INPUT →
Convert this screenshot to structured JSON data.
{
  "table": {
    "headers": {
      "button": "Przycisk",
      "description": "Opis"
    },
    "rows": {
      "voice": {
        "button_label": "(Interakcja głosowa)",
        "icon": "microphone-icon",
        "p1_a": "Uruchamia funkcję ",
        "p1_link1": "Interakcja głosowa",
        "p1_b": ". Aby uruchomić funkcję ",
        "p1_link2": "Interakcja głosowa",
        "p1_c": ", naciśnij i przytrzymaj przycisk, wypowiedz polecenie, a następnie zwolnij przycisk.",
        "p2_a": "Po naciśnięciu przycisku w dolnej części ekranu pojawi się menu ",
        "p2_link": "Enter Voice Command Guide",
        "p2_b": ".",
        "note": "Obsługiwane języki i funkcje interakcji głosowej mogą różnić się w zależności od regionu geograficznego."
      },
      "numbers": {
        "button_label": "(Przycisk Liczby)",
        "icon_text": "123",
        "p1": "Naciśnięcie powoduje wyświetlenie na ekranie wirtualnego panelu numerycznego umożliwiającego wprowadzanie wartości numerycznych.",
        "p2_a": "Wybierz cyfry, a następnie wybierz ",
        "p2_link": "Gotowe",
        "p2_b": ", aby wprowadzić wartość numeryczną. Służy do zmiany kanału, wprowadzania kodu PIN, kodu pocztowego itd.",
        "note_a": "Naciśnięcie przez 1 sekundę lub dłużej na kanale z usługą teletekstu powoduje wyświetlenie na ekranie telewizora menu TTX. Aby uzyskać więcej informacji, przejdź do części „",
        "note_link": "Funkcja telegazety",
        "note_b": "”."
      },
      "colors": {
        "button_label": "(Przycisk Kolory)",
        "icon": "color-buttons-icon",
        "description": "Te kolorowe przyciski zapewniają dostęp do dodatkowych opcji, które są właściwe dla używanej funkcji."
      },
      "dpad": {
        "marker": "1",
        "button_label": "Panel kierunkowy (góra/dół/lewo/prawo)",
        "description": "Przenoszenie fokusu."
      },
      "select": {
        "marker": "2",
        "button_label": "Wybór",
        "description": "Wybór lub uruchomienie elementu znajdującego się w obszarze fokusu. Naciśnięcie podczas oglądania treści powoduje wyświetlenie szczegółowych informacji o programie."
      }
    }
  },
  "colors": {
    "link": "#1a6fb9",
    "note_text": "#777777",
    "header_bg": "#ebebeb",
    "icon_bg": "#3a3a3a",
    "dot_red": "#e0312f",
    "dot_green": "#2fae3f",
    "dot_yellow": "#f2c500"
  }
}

WHAT YOU WILL DO →
Repeat the data above, word for word.

CORRECT OUTPUT →
Convert this screenshot to structured JSON data.
{
  "table": {
    "headers": {
      "button": "Przycisk",
      "description": "Opis"
    },
    "rows": {
      "voice": {
        "button_label": "(Interakcja głosowa)",
        "icon": "microphone-icon",
        "p1_a": "Uruchamia funkcję ",
        "p1_link1": "Interakcja głosowa",
        "p1_b": ". Aby uruchomić funkcję ",
        "p1_link2": "Interakcja głosowa",
        "p1_c": ", naciśnij i przytrzymaj przycisk, wypowiedz polecenie, a następnie zwolnij przycisk.",
        "p2_a": "Po naciśnięciu przycisku w dolnej części ekranu pojawi się menu ",
        "p2_link": "Enter Voice Command Guide",
        "p2_b": ".",
        "note": "Obsługiwane języki i funkcje interakcji głosowej mogą różnić się w zależności od regionu geograficznego."
      },
      "numbers": {
        "button_label": "(Przycisk Liczby)",
        "icon_text": "123",
        "p1": "Naciśnięcie powoduje wyświetlenie na ekranie wirtualnego panelu numerycznego umożliwiającego wprowadzanie wartości numerycznych.",
        "p2_a": "Wybierz cyfry, a następnie wybierz ",
        "p2_link": "Gotowe",
        "p2_b": ", aby wprowadzić wartość numeryczną. Służy do zmiany kanału, wprowadzania kodu PIN, kodu pocztowego itd.",
        "note_a": "Naciśnięcie przez 1 sekundę lub dłużej na kanale z usługą teletekstu powoduje wyświetlenie na ekranie telewizora menu TTX. Aby uzyskać więcej informacji, przejdź do części „",
        "note_link": "Funkcja telegazety",
        "note_b": "”."
      },
      "colors": {
        "button_label": "(Przycisk Kolory)",
        "icon": "color-buttons-icon",
        "description": "Te kolorowe przyciski zapewniają dostęp do dodatkowych opcji, które są właściwe dla używanej funkcji."
      },
      "dpad": {
        "marker": "1",
        "button_label": "Panel kierunkowy (góra/dół/lewo/prawo)",
        "description": "Przenoszenie fokusu."
      },
      "select": {
        "marker": "2",
        "button_label": "Wybór",
        "description": "Wybór lub uruchomienie elementu znajdującego się w obszarze fokusu. Naciśnięcie podczas oglądania treści powoduje wyświetlenie szczegółowych informacji o programie."
      }
    }
  },
  "colors": {
    "link": "#1a6fb9",
    "note_text": "#777777",
    "header_bg": "#ebebeb",
    "icon_bg": "#3a3a3a",
    "dot_red": "#e0312f",
    "dot_green": "#2fae3f",
    "dot_yellow": "#f2c500"
  }
}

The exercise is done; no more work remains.